Copy every line that holds "онлайн".
***** Record list
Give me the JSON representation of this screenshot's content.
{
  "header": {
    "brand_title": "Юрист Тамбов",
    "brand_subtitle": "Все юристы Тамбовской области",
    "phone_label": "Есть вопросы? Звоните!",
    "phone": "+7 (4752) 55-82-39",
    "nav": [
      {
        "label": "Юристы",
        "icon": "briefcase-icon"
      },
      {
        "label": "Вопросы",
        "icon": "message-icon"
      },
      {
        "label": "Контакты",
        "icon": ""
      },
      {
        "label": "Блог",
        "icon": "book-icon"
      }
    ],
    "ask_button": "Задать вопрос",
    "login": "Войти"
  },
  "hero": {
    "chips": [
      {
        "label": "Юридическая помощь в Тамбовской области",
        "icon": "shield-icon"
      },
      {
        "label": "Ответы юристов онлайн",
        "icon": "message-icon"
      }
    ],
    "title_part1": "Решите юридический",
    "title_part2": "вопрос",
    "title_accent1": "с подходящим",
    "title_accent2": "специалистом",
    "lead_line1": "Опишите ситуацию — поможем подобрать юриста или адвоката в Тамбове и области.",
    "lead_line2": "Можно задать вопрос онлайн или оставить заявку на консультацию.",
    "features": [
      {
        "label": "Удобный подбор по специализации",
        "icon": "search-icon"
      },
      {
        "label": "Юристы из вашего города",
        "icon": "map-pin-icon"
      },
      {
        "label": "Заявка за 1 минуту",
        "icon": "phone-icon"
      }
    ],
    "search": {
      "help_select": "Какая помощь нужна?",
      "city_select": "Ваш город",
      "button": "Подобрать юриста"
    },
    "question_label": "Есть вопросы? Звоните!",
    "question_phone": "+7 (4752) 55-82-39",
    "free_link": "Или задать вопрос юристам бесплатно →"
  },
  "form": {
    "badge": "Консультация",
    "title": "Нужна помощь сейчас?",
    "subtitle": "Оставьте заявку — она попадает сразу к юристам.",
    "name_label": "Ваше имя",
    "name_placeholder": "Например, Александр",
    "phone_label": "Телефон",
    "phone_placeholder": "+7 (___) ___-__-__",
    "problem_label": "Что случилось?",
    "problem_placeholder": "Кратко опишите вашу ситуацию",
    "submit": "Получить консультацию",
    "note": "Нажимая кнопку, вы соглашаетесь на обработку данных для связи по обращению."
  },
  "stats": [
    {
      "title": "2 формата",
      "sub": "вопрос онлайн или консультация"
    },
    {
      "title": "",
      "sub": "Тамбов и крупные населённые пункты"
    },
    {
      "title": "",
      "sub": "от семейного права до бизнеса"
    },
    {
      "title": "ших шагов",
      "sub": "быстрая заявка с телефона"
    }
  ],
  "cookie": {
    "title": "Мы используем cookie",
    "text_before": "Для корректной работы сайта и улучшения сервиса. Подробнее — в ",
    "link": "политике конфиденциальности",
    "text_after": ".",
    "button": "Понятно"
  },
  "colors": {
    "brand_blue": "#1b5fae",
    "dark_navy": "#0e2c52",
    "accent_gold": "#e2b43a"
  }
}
**********
◆ Reply ◆
        "label": "Ответы юристов онлайн",
    "lead_line2": "Можно задать вопрос онлайн или оставить заявку на консультацию.",
      "sub": "вопрос онлайн или консультация"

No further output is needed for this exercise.